> **CONSIGNE DE TRAVAIL 1**
Transcrivez fidèlement tout ce qui va de « Préambule à une » jusqu'à « (Bayard Canada, 2020). » dans l'extrait sur le cannabis.
> **CONSIGNE DE TRAVAIL 2**
Rédigez la suite de l'extrait sur le cannabis à partir de l'endroit où il s'arrête.

> **EXTRAIT DU DOCUMENT**
=====

L’une de ces expertises concerne le chanvre, plante de la même espèce que le cannabis, mais sans ses effets psychotropes, dont la France est le 4e producteur mondial. Aurélien Delecroix, président du Syndicat du chanvre et de l’entreprise Greenleaf, reconnaît « avoir été déçu que l’appel à candidatures exclue les entreprises françaises », mais comprend « les arguments pertinents des autorités sanitaires pour le justifier ». Il se dit, lui aussi, optimiste sur l’émergence d’une filière française avec des spécificités que les multinationales n’auront pas. « La culture locale fait sens et les autorités l’ont compris », croit-il.
« Le savoir-faire sur le chanvre peut être une porte d’entrée pour les acteurs français », convient Christian Ben Lakhdar. Mais, prévient-il, « beaucoup de portes se fermeront pour eux si l’ANSM file les clés du camion à une multinationale canadienne adossée à l’industrie pharmaceutique ». C’est précisément le cas de Tilray, qui a signé en 2019 un accord-cadre avec le groupe pharmaceutique suisse Novartis.
Préambule à une domination sur le cannabis récréatif
En regardant l’évolution de la régulation du cannabis au Canada, d’où sont originaires beaucoup des acteurs mondiaux les plus importants, on peut mieux comprendre ces craintes. Le cannabis médical y a été légalisé en 2001 à la suite d’une décision de justice, qui en a fait un droit constitutionnel. Les patients ont alors pu s’en procurer auprès du gouvernement ou même le « faire pousser eux-mêmes », raconte Line Beauchesne, spécialiste des politiques sur les drogues à l’université d’Ottawa et autrice de La Légalisation du cannabis au Canada, entre commercialisation et prohibition 2.0 (Bayard Canada, 2020).
Mais tout change en 2014, lorsque le gouvernement conservateur décide de mettre tout son poids politique derrière l’industrie locale. Une nouvelle loi est votée « pour remettre la distribution aux mains du secteur privé. Désormais, les patients devaient s’approvisionner exclusivement auprès de ces producteurs ayant une licence fédérale », raconte-t-elle.

=====

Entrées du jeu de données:
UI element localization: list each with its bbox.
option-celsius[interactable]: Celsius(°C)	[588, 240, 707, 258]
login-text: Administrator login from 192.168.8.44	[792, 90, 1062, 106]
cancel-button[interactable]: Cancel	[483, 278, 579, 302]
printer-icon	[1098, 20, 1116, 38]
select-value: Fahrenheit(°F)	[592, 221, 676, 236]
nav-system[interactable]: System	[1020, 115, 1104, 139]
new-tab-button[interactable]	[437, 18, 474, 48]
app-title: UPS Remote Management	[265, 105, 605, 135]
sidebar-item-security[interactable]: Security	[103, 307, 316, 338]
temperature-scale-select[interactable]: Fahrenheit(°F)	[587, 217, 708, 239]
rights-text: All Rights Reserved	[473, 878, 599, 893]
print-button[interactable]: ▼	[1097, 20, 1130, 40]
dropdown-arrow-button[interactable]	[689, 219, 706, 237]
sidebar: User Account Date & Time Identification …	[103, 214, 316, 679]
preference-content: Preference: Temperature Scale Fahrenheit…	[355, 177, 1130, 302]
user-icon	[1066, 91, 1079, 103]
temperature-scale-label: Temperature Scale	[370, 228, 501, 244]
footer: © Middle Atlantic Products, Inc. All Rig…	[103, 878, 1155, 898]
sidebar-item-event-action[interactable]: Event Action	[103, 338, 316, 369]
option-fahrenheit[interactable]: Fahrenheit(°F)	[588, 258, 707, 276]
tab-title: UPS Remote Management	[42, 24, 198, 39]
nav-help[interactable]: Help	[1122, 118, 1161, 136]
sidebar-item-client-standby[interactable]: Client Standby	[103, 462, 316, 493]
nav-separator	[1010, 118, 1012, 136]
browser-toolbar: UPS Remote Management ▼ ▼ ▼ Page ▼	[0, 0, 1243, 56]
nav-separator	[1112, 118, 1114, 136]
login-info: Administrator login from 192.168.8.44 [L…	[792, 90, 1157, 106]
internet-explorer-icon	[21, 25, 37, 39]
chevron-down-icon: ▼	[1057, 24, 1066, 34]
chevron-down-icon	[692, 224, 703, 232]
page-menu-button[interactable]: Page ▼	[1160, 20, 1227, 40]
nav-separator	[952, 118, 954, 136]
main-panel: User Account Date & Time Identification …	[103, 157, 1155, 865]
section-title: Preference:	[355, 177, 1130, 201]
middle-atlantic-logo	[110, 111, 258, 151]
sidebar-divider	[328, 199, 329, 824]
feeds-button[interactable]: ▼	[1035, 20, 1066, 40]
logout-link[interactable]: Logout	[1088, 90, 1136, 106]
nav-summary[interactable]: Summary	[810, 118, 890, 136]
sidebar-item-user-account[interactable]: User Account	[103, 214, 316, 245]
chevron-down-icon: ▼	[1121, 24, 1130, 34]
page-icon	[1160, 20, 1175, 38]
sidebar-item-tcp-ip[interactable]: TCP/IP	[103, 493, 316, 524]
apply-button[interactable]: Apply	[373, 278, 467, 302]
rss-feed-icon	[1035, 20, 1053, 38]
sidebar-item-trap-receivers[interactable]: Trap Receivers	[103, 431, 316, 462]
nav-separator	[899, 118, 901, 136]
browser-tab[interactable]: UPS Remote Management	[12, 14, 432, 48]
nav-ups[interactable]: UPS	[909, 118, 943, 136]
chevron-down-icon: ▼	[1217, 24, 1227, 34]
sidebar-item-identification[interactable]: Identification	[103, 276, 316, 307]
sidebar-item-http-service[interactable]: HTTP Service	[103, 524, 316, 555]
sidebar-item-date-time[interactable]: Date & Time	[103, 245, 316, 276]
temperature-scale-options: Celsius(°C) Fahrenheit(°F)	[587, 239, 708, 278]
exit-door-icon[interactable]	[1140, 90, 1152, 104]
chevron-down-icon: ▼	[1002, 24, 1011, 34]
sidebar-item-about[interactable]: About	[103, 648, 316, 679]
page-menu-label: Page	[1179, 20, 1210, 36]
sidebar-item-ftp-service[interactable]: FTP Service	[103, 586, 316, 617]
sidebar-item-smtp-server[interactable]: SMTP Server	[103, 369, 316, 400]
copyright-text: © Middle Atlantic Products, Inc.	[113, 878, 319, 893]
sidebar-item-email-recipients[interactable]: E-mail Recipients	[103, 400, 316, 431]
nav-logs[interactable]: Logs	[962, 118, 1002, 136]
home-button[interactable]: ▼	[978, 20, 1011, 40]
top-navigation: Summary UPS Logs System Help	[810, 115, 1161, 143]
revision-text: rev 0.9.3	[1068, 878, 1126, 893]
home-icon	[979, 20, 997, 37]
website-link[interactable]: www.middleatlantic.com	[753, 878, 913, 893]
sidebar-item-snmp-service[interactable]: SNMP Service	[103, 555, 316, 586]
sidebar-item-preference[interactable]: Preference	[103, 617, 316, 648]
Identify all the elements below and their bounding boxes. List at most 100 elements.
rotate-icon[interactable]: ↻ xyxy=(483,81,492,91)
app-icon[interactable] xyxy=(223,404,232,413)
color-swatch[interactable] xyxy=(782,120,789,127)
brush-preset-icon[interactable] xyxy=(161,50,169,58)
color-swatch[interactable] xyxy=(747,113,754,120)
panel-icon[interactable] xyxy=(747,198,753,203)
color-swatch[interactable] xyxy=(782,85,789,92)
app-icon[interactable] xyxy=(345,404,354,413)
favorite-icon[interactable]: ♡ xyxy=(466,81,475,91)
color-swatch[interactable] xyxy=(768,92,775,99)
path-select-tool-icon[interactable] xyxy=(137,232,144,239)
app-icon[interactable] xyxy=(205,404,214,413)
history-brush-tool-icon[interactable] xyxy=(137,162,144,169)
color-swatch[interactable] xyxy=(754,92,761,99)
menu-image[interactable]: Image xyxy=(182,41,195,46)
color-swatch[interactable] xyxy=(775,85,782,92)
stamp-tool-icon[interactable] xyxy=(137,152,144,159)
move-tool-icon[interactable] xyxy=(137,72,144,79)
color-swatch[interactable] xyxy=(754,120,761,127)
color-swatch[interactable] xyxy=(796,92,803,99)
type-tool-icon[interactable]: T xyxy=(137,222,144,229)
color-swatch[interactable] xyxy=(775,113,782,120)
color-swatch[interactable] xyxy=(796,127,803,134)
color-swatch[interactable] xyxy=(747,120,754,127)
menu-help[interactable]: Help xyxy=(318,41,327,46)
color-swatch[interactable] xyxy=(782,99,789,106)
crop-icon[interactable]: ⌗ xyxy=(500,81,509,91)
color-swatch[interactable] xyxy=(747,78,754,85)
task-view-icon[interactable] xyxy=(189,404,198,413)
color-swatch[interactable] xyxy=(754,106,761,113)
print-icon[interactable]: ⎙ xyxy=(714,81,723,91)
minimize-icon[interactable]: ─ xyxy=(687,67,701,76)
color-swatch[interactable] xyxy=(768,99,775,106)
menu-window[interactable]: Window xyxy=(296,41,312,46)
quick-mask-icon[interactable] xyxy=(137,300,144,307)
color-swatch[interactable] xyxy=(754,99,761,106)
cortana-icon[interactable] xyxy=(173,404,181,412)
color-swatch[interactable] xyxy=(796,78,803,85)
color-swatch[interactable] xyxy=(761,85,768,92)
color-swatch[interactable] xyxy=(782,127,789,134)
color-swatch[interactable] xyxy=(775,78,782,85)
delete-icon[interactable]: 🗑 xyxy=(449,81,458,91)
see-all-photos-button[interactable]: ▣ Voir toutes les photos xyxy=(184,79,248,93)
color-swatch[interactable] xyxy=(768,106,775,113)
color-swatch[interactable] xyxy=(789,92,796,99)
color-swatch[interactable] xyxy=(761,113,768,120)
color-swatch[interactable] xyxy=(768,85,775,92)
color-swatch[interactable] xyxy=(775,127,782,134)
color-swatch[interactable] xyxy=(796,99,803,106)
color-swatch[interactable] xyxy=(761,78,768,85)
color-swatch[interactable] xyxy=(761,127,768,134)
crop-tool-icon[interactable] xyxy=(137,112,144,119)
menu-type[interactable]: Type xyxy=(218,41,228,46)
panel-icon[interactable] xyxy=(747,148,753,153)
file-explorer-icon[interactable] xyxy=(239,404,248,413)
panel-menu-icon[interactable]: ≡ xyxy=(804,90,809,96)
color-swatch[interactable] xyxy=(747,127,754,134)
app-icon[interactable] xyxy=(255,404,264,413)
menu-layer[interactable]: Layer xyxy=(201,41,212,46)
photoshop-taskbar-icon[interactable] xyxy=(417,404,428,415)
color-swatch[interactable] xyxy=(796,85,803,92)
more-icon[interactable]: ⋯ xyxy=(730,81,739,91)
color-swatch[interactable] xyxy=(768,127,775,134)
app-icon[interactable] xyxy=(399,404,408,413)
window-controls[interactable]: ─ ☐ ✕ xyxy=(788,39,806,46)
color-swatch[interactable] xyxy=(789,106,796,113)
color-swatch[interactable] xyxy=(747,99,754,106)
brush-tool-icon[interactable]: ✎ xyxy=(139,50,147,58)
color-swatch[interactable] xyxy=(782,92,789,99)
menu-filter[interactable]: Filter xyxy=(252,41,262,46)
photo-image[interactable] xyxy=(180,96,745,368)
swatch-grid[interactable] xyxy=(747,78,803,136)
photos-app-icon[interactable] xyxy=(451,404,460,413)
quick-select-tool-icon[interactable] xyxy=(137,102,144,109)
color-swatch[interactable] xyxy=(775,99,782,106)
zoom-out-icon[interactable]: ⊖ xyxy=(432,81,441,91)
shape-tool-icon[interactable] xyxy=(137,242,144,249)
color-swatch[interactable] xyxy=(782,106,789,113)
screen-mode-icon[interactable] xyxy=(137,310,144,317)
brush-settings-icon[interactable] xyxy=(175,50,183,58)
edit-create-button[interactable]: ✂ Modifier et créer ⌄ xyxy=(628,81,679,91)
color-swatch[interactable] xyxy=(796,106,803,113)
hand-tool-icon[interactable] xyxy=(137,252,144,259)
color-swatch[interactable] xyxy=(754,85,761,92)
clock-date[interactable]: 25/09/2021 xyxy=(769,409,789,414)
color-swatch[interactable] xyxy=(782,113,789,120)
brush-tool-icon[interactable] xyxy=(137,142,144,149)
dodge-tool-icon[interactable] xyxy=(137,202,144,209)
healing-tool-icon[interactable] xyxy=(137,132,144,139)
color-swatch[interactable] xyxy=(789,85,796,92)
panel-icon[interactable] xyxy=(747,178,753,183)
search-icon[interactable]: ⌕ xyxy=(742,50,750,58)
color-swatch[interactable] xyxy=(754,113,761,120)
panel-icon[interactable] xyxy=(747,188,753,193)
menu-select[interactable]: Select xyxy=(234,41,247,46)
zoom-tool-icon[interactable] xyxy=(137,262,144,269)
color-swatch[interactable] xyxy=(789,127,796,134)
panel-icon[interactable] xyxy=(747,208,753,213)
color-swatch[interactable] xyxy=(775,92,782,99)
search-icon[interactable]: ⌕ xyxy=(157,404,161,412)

=====

> **VOTRE RÉPONSE 1**
Préambule à une domination sur le cannabis récréatif
En regardant l’évolution de la régulation du cannabis au Canada, d’où sont originaires beaucoup des acteurs mondiaux les plus importants, on peut mieux comprendre ces craintes. Le cannabis médical y a été légalisé en 2001 à la suite d’une décision de justice, qui en a fait un droit constitutionnel. Les patients ont alors pu s’en procurer auprès du gouvernement ou même le « faire pousser eux-mêmes », raconte Line Beauchesne, spécialiste des politiques sur les drogues à l’université d’Ottawa et autrice de La Légalisation du cannabis au Canada, entre commercialisation et prohibition 2.0 (Bayard Canada, 2020).

> **VOTRE RÉPONSE 2**
Certaines de ces entreprises sont alors devenues des mastodontes, aux dépends des « petits producteurs locaux, qui n’ont pas pu lutter à cause du prix élevé des licences et des obligations sanitaires », explique Line Beauchesne. La légalisation du cannabis récréatif, en 2018, n’a fait qu’amplifier ce phénomène.
« Une fois que ces grandes compagnies sont présentes dans le marché médical, elles dominent ensuite dans celui du récréatif, détaille-t-elle. Pour accroître leurs profits, elles font le nécessaire pour être les premiers sur les rangs de nouveaux marchés qui s’ouvrent. »
La France n’en est pas encore là. L’expérimentation qui débutera fin mars a, avant tout, des visées médicales. Et à en croire les discours répétés du ministère de l’intérieur, comme récemment en « une » de La Provence, le début d’une quelconque dépénalisation est encore très loin. Il n’en reste pas moins que ce premier pas crée un nouveau marché. Selon les analystes d’Expert Market Research, le cannabis médical pesait plus de 16 milliards de dollars (13 milliards d’euros) au niveau mondial en 2020 et devrait augmenter de 23 % d’ici à 2026. On peut alors s’interroger, comme le fait Renaud Colson, juriste spécialisé dans les drogues et la prohibition, « sur les contreparties attendues par ces entreprises qui accepteront de mettre à disposition des produits dont la valeur a été estimée à plus de 3 millions d’euros ».